[start of INPUT ROWS]
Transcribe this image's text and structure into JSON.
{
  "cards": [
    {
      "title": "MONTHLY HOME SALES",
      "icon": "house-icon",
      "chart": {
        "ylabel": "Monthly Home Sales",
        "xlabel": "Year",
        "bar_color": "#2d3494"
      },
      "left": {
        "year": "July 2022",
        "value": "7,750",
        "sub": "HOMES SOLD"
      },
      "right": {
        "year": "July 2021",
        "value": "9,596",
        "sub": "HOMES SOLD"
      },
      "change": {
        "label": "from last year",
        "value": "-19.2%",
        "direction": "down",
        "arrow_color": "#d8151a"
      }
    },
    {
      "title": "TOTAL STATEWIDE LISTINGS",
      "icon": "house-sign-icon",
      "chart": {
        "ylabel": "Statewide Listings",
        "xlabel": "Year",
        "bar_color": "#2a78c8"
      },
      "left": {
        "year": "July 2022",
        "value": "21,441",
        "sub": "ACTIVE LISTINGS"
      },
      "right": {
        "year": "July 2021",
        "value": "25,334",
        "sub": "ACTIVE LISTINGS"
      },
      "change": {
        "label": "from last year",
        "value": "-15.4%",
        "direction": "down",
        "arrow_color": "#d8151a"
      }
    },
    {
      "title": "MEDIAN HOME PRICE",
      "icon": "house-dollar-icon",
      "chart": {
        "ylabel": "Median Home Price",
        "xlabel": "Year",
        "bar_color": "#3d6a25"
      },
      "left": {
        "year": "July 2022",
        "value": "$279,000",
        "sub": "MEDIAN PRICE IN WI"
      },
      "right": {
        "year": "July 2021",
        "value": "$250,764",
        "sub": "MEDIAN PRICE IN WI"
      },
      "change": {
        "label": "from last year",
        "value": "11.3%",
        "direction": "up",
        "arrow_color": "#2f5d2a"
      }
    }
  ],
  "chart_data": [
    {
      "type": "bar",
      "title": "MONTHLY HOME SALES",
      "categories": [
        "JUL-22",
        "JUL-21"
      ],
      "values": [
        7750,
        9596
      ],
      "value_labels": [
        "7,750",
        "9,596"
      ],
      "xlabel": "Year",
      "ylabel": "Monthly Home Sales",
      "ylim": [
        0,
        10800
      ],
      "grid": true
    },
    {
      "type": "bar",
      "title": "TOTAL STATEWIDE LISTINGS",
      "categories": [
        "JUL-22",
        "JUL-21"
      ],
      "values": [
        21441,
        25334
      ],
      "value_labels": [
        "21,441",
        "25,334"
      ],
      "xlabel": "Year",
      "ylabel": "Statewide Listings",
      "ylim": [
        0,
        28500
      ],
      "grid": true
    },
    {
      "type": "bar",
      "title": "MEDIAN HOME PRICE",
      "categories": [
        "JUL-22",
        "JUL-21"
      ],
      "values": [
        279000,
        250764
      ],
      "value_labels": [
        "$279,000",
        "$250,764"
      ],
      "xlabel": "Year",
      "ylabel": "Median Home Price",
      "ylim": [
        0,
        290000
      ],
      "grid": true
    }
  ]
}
[end of INPUT ROWS]
* _OBJECTIVE_
Return all of the entries word for word.

* _ANSWER BELOW_
Transcribe this image's text and structure into JSON.
{
  "cards": [
    {
      "title": "MONTHLY HOME SALES",
      "icon": "house-icon",
      "chart": {
        "ylabel": "Monthly Home Sales",
        "xlabel": "Year",
        "bar_color": "#2d3494"
      },
      "left": {
        "year": "July 2022",
        "value": "7,750",
        "sub": "HOMES SOLD"
      },
      "right": {
        "year": "July 2021",
        "value": "9,596",
        "sub": "HOMES SOLD"
      },
      "change": {
        "label": "from last year",
        "value": "-19.2%",
        "direction": "down",
        "arrow_color": "#d8151a"
      }
    },
    {
      "title": "TOTAL STATEWIDE LISTINGS",
      "icon": "house-sign-icon",
      "chart": {
        "ylabel": "Statewide Listings",
        "xlabel": "Year",
        "bar_color": "#2a78c8"
      },
      "left": {
        "year": "July 2022",
        "value": "21,441",
        "sub": "ACTIVE LISTINGS"
      },
      "right": {
        "year": "July 2021",
        "value": "25,334",
        "sub": "ACTIVE LISTINGS"
      },
      "change": {
        "label": "from last year",
        "value": "-15.4%",
        "direction": "down",
        "arrow_color": "#d8151a"
      }
    },
    {
      "title": "MEDIAN HOME PRICE",
      "icon": "house-dollar-icon",
      "chart": {
        "ylabel": "Median Home Price",
        "xlabel": "Year",
        "bar_color": "#3d6a25"
      },
      "left": {
        "year": "July 2022",
        "value": "$279,000",
        "sub": "MEDIAN PRICE IN WI"
      },
      "right": {
        "year": "July 2021",
        "value": "$250,764",
        "sub": "MEDIAN PRICE IN WI"
      },
      "change": {
        "label": "from last year",
        "value": "11.3%",
        "direction": "up",
        "arrow_color": "#2f5d2a"
      }
    }
  ],
  "chart_data": [
    {
      "type": "bar",
      "title": "MONTHLY HOME SALES",
      "categories": [
        "JUL-22",
        "JUL-21"
      ],
      "values": [
        7750,
        9596
      ],
      "value_labels": [
        "7,750",
        "9,596"
      ],
      "xlabel": "Year",
      "ylabel": "Monthly Home Sales",
      "ylim": [
        0,
        10800
      ],
      "grid": true
    },
    {
      "type": "bar",
      "title": "TOTAL STATEWIDE LISTINGS",
      "categories": [
        "JUL-22",
        "JUL-21"
      ],
      "values": [
        21441,
        25334
      ],
      "value_labels": [
        "21,441",
        "25,334"
      ],
      "xlabel": "Year",
      "ylabel": "Statewide Listings",
      "ylim": [
        0,
        28500
      ],
      "grid": true
    },
    {
      "type": "bar",
      "title": "MEDIAN HOME PRICE",
      "categories": [
        "JUL-22",
        "JUL-21"
      ],
      "values": [
        279000,
        250764
      ],
      "value_labels": [
        "$279,000",
        "$250,764"
      ],
      "xlabel": "Year",
      "ylabel": "Median Home Price",
      "ylim": [
        0,
        290000
      ],
      "grid": true
    }
  ]
}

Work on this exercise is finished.